Entries taken from a collection
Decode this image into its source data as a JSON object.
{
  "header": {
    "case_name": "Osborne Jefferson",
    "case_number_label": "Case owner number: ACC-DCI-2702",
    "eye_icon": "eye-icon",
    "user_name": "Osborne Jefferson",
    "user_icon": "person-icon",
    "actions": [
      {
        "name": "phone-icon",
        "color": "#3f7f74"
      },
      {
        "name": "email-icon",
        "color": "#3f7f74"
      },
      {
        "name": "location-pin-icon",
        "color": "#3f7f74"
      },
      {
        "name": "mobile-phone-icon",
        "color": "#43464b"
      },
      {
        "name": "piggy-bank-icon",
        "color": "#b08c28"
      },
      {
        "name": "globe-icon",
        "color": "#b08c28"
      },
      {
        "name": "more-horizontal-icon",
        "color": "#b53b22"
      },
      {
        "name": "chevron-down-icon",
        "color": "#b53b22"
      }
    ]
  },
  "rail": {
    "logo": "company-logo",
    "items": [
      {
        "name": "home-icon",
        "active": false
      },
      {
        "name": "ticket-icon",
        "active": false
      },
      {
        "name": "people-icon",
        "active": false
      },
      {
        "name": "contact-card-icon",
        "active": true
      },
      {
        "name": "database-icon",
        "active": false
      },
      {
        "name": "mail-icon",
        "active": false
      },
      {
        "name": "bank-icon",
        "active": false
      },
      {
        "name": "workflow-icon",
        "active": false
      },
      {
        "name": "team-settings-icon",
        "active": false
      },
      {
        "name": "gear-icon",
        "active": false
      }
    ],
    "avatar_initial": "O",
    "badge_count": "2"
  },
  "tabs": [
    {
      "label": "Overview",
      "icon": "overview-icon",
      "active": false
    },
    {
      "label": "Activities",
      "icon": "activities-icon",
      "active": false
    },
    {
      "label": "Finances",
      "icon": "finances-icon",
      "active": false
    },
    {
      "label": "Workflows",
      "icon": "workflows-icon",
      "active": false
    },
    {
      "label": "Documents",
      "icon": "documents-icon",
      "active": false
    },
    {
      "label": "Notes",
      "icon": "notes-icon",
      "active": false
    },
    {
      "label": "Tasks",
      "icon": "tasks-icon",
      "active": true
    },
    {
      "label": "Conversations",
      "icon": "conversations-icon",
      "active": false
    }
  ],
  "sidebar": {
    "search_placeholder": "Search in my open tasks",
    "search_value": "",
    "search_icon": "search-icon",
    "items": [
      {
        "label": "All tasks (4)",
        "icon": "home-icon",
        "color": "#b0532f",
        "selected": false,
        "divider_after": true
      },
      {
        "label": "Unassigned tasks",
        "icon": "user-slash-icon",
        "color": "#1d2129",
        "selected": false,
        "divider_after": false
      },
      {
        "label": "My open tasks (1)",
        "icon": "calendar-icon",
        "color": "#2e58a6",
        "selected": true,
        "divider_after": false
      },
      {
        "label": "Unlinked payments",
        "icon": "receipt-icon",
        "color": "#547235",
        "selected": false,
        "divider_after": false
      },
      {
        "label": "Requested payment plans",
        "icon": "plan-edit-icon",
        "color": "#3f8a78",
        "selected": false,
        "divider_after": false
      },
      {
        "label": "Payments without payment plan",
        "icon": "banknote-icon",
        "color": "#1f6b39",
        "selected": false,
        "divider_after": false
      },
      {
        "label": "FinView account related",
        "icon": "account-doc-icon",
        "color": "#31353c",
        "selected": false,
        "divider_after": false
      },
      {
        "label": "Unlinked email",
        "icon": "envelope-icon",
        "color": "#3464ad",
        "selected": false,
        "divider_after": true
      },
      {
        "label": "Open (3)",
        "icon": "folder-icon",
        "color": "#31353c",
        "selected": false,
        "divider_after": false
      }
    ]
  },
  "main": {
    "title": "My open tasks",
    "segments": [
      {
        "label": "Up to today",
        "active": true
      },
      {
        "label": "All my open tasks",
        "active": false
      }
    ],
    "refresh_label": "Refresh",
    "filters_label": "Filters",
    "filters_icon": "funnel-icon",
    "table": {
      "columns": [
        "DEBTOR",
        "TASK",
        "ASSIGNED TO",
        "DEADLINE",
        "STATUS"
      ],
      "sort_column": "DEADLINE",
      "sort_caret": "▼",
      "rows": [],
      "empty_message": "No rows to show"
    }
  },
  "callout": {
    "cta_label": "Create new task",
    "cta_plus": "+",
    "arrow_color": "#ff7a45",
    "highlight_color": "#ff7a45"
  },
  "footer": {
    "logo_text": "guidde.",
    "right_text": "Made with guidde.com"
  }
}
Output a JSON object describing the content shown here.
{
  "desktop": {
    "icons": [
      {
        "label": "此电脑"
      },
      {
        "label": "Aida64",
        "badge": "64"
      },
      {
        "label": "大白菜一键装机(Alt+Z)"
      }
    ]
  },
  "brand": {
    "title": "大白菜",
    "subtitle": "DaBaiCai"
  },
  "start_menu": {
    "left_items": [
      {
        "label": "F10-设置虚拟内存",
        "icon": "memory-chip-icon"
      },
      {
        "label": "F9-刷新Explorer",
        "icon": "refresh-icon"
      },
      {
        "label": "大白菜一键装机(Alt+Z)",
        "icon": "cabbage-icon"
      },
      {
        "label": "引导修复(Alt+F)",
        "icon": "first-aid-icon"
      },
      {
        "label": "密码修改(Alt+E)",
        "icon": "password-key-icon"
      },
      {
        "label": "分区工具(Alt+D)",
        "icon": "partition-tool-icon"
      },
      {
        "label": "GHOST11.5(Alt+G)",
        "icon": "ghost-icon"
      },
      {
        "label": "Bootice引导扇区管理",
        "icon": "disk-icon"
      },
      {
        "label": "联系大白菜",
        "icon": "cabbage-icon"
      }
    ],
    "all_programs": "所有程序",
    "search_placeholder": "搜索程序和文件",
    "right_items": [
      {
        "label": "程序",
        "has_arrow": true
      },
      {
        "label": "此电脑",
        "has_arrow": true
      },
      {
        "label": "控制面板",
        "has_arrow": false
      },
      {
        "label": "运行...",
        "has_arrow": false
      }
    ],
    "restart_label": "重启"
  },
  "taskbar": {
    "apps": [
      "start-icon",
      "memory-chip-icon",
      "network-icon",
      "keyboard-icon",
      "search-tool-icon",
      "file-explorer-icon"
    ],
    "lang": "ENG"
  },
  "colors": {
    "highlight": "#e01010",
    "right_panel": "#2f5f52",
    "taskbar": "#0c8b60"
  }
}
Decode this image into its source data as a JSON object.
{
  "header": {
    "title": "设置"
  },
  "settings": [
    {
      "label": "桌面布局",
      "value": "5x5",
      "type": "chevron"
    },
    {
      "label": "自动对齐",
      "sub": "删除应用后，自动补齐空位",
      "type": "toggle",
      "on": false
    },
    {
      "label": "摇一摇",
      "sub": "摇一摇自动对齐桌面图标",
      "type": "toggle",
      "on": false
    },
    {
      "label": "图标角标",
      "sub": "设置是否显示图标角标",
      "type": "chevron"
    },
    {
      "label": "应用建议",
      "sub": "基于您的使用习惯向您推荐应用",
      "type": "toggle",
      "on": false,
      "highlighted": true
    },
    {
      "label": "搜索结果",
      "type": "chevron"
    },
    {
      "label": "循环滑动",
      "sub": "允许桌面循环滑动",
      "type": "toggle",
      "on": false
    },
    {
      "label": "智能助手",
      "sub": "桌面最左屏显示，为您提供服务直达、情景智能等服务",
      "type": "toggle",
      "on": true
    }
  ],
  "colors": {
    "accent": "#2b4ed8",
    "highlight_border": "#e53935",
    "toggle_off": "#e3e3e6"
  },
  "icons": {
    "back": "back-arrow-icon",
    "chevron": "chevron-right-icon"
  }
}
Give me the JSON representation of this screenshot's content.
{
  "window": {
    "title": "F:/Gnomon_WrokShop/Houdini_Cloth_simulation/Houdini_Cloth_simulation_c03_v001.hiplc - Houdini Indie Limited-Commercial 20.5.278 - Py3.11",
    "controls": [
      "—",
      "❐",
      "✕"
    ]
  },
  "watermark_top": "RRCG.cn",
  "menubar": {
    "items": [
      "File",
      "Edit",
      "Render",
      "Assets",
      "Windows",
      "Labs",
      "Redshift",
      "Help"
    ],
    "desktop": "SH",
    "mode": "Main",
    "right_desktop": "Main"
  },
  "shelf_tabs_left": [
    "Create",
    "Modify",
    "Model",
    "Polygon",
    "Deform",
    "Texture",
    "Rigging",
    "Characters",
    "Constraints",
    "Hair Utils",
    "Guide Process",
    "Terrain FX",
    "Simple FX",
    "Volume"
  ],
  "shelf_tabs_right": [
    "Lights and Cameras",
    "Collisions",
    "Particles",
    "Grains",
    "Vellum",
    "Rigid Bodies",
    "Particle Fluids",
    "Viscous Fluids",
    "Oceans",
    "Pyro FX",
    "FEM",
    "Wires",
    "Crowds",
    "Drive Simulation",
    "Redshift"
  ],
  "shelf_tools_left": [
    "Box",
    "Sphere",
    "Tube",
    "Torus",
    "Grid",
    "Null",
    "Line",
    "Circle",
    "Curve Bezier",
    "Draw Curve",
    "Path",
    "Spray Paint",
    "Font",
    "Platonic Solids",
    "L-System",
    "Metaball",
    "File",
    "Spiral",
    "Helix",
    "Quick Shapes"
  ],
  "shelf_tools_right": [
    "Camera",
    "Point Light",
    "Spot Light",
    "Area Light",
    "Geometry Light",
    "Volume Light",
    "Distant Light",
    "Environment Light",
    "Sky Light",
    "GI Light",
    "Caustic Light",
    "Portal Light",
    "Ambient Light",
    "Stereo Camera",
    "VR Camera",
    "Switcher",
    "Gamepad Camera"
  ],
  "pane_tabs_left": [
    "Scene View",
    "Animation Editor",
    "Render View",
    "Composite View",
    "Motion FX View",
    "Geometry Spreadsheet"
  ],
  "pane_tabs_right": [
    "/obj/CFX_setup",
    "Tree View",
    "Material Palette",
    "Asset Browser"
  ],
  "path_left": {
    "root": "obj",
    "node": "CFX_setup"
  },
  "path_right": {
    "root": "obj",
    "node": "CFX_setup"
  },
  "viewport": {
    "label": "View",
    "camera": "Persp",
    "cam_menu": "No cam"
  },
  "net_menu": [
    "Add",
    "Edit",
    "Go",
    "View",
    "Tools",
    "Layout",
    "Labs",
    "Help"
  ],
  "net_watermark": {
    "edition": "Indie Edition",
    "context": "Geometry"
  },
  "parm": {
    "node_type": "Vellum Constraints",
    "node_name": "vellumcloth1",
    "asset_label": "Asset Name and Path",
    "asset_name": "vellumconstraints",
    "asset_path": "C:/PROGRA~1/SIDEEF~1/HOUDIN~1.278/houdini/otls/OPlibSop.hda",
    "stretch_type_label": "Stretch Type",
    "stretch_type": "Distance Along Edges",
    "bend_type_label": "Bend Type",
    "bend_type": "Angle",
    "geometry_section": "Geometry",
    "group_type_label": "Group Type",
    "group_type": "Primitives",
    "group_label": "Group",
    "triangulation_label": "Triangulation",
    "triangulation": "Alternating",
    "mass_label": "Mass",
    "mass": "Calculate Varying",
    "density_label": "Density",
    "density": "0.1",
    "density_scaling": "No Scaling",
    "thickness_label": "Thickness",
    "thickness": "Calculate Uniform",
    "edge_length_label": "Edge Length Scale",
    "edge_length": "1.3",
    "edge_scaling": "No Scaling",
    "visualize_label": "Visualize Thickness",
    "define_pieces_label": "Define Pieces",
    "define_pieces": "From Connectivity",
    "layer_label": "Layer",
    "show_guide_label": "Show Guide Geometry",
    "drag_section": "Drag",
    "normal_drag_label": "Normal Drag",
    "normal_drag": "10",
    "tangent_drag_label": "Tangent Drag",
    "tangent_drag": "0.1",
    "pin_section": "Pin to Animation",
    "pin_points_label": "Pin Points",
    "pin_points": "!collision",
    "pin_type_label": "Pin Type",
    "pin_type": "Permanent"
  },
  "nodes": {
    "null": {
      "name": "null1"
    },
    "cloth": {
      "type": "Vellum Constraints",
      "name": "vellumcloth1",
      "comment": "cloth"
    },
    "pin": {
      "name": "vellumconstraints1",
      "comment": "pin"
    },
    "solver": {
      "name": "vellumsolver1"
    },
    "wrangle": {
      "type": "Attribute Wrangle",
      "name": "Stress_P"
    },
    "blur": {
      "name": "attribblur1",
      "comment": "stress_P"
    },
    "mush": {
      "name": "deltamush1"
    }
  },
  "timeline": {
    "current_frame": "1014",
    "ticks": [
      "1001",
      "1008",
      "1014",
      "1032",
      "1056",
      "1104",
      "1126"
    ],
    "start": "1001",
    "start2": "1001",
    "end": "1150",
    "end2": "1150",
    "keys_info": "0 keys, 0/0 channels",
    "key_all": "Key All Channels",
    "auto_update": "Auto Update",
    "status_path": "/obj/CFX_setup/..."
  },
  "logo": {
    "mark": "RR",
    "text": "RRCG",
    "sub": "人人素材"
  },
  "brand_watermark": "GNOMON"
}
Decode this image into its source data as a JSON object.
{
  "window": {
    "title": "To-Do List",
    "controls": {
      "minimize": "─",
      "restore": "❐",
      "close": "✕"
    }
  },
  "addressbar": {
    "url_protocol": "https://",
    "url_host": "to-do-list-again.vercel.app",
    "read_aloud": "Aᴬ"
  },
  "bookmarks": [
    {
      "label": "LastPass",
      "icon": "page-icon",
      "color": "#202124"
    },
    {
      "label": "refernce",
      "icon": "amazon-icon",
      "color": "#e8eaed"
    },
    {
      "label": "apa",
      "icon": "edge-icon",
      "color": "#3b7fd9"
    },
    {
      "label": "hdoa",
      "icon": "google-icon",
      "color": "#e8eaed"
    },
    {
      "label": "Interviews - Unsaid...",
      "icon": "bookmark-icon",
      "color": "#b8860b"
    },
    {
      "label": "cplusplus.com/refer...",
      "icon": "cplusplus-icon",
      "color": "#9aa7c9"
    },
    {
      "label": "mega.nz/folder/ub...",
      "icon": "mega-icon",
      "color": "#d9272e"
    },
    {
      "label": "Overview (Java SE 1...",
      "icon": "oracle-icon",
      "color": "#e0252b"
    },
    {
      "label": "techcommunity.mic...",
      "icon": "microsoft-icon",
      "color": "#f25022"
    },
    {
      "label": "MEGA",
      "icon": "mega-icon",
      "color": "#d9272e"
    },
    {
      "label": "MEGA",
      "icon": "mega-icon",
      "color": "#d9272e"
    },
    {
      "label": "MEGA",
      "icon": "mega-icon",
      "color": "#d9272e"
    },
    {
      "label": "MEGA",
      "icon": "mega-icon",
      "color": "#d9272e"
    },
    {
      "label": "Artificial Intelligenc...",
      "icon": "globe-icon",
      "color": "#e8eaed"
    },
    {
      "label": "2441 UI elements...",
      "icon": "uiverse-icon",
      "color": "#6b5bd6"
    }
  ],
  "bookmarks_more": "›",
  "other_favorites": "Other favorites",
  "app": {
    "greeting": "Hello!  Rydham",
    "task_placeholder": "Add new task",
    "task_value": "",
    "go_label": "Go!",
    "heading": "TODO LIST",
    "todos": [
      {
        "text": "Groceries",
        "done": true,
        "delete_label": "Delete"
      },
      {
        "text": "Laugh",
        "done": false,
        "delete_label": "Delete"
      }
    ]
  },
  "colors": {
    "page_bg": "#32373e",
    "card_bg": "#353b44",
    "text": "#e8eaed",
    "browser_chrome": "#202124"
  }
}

Set exercise:
Tell how many lines of the records above hold the string "chip". Give no other text.

Expected answer:
2